:: Record extracts ::

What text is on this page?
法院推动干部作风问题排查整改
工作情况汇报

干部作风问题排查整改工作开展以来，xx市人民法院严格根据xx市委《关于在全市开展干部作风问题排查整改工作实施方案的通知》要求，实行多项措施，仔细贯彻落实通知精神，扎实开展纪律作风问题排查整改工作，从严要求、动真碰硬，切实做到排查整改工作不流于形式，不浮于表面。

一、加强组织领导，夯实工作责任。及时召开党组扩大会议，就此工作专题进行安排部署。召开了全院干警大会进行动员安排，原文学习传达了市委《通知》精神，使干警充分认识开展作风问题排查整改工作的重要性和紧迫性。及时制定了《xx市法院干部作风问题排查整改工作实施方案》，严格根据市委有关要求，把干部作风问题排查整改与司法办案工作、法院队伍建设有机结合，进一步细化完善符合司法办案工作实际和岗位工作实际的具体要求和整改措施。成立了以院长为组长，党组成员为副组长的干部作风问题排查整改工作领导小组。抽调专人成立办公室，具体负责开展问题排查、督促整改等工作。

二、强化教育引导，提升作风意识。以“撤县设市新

* * *

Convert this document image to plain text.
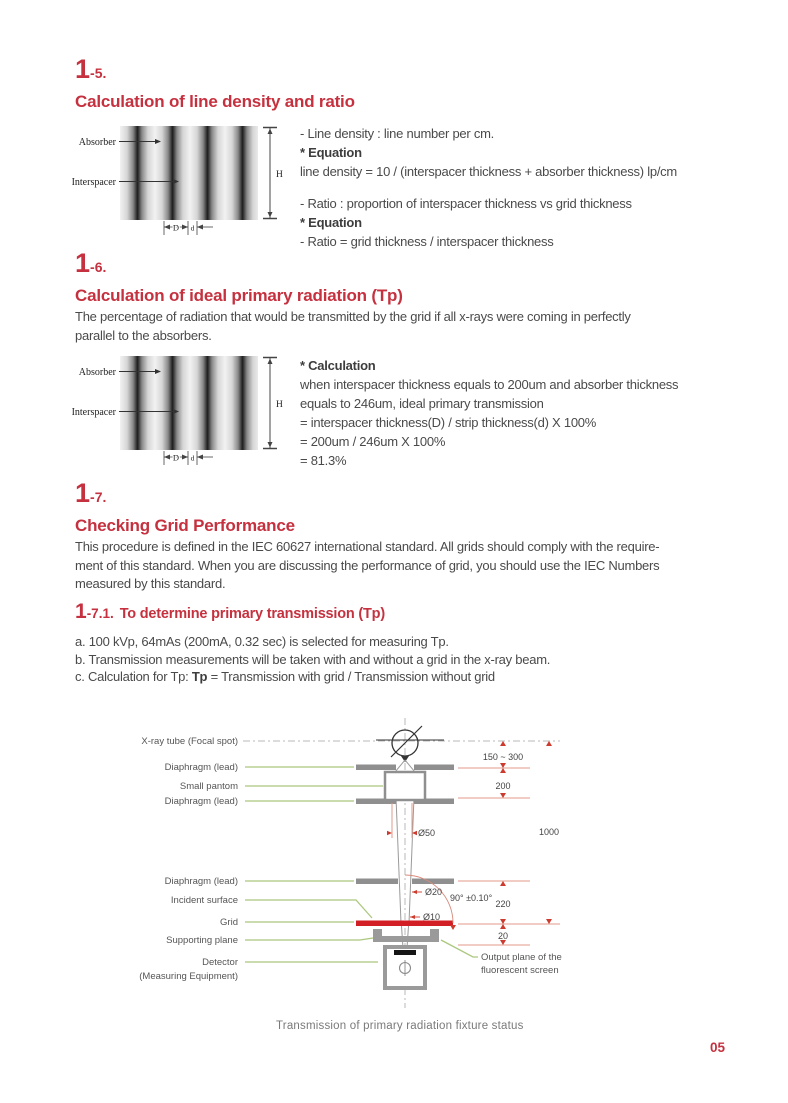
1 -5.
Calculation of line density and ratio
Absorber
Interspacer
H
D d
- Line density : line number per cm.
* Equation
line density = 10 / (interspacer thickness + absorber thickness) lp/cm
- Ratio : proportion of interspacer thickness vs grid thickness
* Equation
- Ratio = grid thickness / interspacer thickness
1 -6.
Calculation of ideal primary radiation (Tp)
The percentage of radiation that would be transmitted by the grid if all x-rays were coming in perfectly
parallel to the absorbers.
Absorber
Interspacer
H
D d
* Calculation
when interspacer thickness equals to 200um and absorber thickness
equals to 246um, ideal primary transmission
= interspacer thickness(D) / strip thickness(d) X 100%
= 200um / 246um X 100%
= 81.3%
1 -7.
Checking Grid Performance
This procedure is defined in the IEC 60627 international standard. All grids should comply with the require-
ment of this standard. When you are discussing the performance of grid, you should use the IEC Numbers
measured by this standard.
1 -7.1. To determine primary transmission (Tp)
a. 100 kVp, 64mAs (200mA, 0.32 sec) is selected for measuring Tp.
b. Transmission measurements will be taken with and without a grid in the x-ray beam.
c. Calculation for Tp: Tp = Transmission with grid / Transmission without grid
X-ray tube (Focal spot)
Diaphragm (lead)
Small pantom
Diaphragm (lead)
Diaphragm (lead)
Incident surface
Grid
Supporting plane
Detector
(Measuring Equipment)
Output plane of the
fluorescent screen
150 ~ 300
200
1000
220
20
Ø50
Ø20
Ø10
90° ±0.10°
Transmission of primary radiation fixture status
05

---

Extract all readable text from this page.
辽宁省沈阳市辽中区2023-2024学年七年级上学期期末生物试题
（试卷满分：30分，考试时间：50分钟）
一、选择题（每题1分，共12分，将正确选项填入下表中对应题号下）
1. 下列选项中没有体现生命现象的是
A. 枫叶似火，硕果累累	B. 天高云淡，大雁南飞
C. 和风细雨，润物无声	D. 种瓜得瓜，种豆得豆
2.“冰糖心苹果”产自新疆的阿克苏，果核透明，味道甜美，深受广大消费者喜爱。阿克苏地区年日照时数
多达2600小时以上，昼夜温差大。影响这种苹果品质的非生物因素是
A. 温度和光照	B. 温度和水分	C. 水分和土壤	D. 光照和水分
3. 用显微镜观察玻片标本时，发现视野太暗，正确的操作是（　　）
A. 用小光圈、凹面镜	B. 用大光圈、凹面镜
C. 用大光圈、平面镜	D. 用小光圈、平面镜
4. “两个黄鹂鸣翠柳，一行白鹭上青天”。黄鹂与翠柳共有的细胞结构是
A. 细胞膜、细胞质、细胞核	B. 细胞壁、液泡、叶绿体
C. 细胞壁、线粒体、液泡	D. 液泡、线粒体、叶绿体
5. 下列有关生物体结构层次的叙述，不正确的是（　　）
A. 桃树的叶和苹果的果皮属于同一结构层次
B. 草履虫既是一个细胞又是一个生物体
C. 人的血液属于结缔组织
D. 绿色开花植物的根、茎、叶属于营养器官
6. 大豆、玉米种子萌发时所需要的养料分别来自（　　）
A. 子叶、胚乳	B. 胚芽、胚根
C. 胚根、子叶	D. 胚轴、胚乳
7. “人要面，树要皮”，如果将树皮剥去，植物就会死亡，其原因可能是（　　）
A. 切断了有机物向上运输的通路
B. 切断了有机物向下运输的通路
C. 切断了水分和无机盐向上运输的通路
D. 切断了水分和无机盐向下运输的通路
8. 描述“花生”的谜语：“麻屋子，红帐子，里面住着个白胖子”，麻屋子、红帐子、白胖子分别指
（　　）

:: To do ::
Of all the lines above, how many contain "用小光圈"? Give the number and nothing more.

:: Response below ::
2